··· Material provided

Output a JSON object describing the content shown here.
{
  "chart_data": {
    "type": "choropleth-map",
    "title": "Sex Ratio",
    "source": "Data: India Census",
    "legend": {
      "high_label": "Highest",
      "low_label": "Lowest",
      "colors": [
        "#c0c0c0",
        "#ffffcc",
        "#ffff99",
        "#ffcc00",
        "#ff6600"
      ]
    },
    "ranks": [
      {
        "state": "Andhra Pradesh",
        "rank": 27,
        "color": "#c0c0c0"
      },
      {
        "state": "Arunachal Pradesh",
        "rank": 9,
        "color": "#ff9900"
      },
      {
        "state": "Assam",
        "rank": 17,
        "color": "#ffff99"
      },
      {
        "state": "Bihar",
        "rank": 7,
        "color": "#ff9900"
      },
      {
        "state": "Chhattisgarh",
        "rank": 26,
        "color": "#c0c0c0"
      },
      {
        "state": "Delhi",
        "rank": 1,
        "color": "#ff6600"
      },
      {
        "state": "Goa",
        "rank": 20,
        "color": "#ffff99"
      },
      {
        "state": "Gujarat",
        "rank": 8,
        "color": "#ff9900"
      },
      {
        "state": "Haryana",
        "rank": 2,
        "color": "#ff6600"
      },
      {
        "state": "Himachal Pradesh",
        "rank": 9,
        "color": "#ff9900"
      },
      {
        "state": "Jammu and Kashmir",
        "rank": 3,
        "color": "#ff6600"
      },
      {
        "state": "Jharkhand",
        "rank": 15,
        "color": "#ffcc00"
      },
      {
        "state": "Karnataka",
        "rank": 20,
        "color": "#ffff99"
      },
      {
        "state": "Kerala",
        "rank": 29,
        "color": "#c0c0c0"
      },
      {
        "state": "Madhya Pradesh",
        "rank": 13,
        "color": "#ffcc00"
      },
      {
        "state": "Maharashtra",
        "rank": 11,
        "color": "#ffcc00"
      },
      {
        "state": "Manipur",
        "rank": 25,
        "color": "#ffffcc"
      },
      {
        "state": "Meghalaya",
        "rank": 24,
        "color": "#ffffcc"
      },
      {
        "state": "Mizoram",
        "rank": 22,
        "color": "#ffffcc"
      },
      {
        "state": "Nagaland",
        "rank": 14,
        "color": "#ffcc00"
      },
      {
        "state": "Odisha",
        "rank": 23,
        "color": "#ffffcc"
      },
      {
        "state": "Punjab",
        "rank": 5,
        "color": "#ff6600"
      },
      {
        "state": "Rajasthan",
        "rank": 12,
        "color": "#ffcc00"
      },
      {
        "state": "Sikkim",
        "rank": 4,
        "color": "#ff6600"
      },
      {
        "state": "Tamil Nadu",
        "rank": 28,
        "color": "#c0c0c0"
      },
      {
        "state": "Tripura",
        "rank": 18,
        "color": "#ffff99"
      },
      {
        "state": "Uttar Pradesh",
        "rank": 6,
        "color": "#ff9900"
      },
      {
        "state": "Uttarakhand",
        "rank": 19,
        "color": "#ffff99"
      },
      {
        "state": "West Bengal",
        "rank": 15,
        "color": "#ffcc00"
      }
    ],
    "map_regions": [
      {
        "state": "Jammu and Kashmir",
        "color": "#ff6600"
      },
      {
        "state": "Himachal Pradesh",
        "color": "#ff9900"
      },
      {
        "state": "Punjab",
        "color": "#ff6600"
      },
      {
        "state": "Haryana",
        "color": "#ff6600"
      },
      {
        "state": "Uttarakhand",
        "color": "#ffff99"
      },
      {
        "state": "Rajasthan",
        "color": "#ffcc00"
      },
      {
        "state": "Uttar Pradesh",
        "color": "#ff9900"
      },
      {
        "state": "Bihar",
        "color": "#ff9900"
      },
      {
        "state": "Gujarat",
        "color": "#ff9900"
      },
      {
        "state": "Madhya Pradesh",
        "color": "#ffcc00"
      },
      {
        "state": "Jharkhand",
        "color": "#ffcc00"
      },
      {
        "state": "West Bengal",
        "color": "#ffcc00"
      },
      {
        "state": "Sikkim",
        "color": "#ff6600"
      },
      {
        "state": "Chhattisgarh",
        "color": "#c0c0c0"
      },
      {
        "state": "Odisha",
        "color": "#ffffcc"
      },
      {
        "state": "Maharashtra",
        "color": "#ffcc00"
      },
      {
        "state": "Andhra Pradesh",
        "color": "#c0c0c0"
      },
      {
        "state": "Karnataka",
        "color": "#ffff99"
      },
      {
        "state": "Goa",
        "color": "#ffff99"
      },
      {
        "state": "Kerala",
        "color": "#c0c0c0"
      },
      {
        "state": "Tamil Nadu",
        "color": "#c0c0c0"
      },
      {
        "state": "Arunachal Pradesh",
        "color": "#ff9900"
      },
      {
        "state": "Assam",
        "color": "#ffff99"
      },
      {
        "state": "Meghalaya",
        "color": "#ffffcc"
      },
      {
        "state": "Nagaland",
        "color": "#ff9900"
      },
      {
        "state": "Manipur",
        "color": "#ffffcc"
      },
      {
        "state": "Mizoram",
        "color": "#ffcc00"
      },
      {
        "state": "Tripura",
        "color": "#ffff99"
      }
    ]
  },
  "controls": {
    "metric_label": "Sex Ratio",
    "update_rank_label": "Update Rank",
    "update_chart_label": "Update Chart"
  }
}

······

• **What the task requires**: Each entry above needs to be retyped exactly.

• **Answer to this exercise**:
Output a JSON object describing the content shown here.
{
  "chart_data": {
    "type": "choropleth-map",
    "title": "Sex Ratio",
    "source": "Data: India Census",
    "legend": {
      "high_label": "Highest",
      "low_label": "Lowest",
      "colors": [
        "#c0c0c0",
        "#ffffcc",
        "#ffff99",
        "#ffcc00",
        "#ff6600"
      ]
    },
    "ranks": [
      {
        "state": "Andhra Pradesh",
        "rank": 27,
        "color": "#c0c0c0"
      },
      {
        "state": "Arunachal Pradesh",
        "rank": 9,
        "color": "#ff9900"
      },
      {
        "state": "Assam",
        "rank": 17,
        "color": "#ffff99"
      },
      {
        "state": "Bihar",
        "rank": 7,
        "color": "#ff9900"
      },
      {
        "state": "Chhattisgarh",
        "rank": 26,
        "color": "#c0c0c0"
      },
      {
        "state": "Delhi",
        "rank": 1,
        "color": "#ff6600"
      },
      {
        "state": "Goa",
        "rank": 20,
        "color": "#ffff99"
      },
      {
        "state": "Gujarat",
        "rank": 8,
        "color": "#ff9900"
      },
      {
        "state": "Haryana",
        "rank": 2,
        "color": "#ff6600"
      },
      {
        "state": "Himachal Pradesh",
        "rank": 9,
        "color": "#ff9900"
      },
      {
        "state": "Jammu and Kashmir",
        "rank": 3,
        "color": "#ff6600"
      },
      {
        "state": "Jharkhand",
        "rank": 15,
        "color": "#ffcc00"
      },
      {
        "state": "Karnataka",
        "rank": 20,
        "color": "#ffff99"
      },
      {
        "state": "Kerala",
        "rank": 29,
        "color": "#c0c0c0"
      },
      {
        "state": "Madhya Pradesh",
        "rank": 13,
        "color": "#ffcc00"
      },
      {
        "state": "Maharashtra",
        "rank": 11,
        "color": "#ffcc00"
      },
      {
        "state": "Manipur",
        "rank": 25,
        "color": "#ffffcc"
      },
      {
        "state": "Meghalaya",
        "rank": 24,
        "color": "#ffffcc"
      },
      {
        "state": "Mizoram",
        "rank": 22,
        "color": "#ffffcc"
      },
      {
        "state": "Nagaland",
        "rank": 14,
        "color": "#ffcc00"
      },
      {
        "state": "Odisha",
        "rank": 23,
        "color": "#ffffcc"
      },
      {
        "state": "Punjab",
        "rank": 5,
        "color": "#ff6600"
      },
      {
        "state": "Rajasthan",
        "rank": 12,
        "color": "#ffcc00"
      },
      {
        "state": "Sikkim",
        "rank": 4,
        "color": "#ff6600"
      },
      {
        "state": "Tamil Nadu",
        "rank": 28,
        "color": "#c0c0c0"
      },
      {
        "state": "Tripura",
        "rank": 18,
        "color": "#ffff99"
      },
      {
        "state": "Uttar Pradesh",
        "rank": 6,
        "color": "#ff9900"
      },
      {
        "state": "Uttarakhand",
        "rank": 19,
        "color": "#ffff99"
      },
      {
        "state": "West Bengal",
        "rank": 15,
        "color": "#ffcc00"
      }
    ],
    "map_regions": [
      {
        "state": "Jammu and Kashmir",
        "color": "#ff6600"
      },
      {
        "state": "Himachal Pradesh",
        "color": "#ff9900"
      },
      {
        "state": "Punjab",
        "color": "#ff6600"
      },
      {
        "state": "Haryana",
        "color": "#ff6600"
      },
      {
        "state": "Uttarakhand",
        "color": "#ffff99"
      },
      {
        "state": "Rajasthan",
        "color": "#ffcc00"
      },
      {
        "state": "Uttar Pradesh",
        "color": "#ff9900"
      },
      {
        "state": "Bihar",
        "color": "#ff9900"
      },
      {
        "state": "Gujarat",
        "color": "#ff9900"
      },
      {
        "state": "Madhya Pradesh",
        "color": "#ffcc00"
      },
      {
        "state": "Jharkhand",
        "color": "#ffcc00"
      },
      {
        "state": "West Bengal",
        "color": "#ffcc00"
      },
      {
        "state": "Sikkim",
        "color": "#ff6600"
      },
      {
        "state": "Chhattisgarh",
        "color": "#c0c0c0"
      },
      {
        "state": "Odisha",
        "color": "#ffffcc"
      },
      {
        "state": "Maharashtra",
        "color": "#ffcc00"
      },
      {
        "state": "Andhra Pradesh",
        "color": "#c0c0c0"
      },
      {
        "state": "Karnataka",
        "color": "#ffff99"
      },
      {
        "state": "Goa",
        "color": "#ffff99"
      },
      {
        "state": "Kerala",
        "color": "#c0c0c0"
      },
      {
        "state": "Tamil Nadu",
        "color": "#c0c0c0"
      },
      {
        "state": "Arunachal Pradesh",
        "color": "#ff9900"
      },
      {
        "state": "Assam",
        "color": "#ffff99"
      },
      {
        "state": "Meghalaya",
        "color": "#ffffcc"
      },
      {
        "state": "Nagaland",
        "color": "#ff9900"
      },
      {
        "state": "Manipur",
        "color": "#ffffcc"
      },
      {
        "state": "Mizoram",
        "color": "#ffcc00"
      },
      {
        "state": "Tripura",
        "color": "#ffff99"
      }
    ]
  },
  "controls": {
    "metric_label": "Sex Ratio",
    "update_rank_label": "Update Rank",
    "update_chart_label": "Update Chart"
  }
}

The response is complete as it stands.